*Task statement*
Below are the records; collect from them each line containing the string "Demo".

Dataset items:
__________________________________________________

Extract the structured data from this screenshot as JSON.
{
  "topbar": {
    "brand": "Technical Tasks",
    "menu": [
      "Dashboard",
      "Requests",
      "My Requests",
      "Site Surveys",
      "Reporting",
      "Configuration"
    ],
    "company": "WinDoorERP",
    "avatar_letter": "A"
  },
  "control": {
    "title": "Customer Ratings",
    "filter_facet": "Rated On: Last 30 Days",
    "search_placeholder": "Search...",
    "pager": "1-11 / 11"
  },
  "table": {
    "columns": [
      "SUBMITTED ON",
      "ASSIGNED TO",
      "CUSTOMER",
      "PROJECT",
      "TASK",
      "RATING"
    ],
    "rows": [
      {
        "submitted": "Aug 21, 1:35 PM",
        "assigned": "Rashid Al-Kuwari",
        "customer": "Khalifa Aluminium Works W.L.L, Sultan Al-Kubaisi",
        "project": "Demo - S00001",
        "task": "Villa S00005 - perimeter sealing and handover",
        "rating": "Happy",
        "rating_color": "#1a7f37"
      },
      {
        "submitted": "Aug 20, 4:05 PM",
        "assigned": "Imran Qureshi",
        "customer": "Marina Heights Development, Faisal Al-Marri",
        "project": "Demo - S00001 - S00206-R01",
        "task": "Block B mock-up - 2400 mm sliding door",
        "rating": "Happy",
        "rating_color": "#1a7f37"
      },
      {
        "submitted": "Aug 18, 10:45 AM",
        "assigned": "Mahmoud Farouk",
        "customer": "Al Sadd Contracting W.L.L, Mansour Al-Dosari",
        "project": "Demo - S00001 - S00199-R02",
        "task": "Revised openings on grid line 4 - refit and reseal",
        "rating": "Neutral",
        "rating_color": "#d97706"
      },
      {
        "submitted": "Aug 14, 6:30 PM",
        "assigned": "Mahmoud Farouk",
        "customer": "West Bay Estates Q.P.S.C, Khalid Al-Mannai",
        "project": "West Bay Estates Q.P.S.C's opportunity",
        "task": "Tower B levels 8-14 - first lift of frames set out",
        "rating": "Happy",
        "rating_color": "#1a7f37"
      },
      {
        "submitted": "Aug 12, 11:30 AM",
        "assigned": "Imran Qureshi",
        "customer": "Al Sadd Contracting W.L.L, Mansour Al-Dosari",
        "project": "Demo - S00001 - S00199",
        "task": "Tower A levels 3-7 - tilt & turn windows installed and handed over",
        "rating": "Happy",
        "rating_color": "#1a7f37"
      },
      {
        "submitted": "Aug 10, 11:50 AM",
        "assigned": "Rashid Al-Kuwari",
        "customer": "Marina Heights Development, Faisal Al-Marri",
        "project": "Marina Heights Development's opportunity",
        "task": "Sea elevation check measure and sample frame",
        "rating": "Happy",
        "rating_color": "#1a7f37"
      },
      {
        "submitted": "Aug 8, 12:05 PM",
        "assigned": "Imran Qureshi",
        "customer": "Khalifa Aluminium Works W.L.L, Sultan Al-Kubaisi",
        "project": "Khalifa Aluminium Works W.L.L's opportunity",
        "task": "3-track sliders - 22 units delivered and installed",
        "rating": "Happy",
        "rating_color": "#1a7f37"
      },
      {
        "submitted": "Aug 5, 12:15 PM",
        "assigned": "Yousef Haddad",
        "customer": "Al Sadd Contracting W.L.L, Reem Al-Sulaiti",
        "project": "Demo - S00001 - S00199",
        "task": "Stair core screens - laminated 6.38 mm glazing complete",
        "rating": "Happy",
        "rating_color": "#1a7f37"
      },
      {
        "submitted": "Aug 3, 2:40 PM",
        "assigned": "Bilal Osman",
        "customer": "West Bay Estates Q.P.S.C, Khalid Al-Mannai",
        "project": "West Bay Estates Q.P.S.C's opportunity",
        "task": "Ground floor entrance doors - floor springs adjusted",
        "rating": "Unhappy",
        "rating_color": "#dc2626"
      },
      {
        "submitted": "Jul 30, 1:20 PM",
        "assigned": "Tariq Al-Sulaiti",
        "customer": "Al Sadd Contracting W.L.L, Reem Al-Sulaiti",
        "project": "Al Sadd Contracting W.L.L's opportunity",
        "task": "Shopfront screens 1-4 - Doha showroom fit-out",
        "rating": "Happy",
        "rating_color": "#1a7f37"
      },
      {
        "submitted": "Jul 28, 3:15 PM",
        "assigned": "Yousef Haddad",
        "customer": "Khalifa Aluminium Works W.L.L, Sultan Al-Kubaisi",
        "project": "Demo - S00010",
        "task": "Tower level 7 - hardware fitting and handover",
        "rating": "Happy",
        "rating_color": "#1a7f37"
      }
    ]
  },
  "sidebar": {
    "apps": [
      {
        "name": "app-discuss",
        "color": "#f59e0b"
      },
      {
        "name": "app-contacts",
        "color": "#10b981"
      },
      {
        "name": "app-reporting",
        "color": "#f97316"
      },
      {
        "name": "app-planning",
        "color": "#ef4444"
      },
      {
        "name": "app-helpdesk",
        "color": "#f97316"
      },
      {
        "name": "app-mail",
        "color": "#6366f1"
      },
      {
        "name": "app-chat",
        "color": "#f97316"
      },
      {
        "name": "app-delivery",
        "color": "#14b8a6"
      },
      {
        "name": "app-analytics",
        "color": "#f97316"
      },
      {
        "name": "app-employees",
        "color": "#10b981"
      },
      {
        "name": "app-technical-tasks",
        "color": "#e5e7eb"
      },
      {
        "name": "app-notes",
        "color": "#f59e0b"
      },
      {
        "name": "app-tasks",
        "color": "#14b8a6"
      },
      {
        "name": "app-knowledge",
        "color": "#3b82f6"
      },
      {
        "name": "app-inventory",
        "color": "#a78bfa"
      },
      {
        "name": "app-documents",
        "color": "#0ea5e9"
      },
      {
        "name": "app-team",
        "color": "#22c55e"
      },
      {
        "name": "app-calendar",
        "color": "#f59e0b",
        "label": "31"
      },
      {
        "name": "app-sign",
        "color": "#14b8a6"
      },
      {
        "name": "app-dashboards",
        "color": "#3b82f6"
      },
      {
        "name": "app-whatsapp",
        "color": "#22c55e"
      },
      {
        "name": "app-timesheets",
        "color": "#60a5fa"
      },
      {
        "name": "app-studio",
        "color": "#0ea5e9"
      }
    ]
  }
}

__________________________________________________

*Output*
        "project": "Demo - S00001",
        "project": "Demo - S00001 - S00206-R01",
        "project": "Demo - S00001 - S00199-R02",
        "project": "Demo - S00001 - S00199",
        "project": "Demo - S00001 - S00199",
        "project": "Demo - S00010",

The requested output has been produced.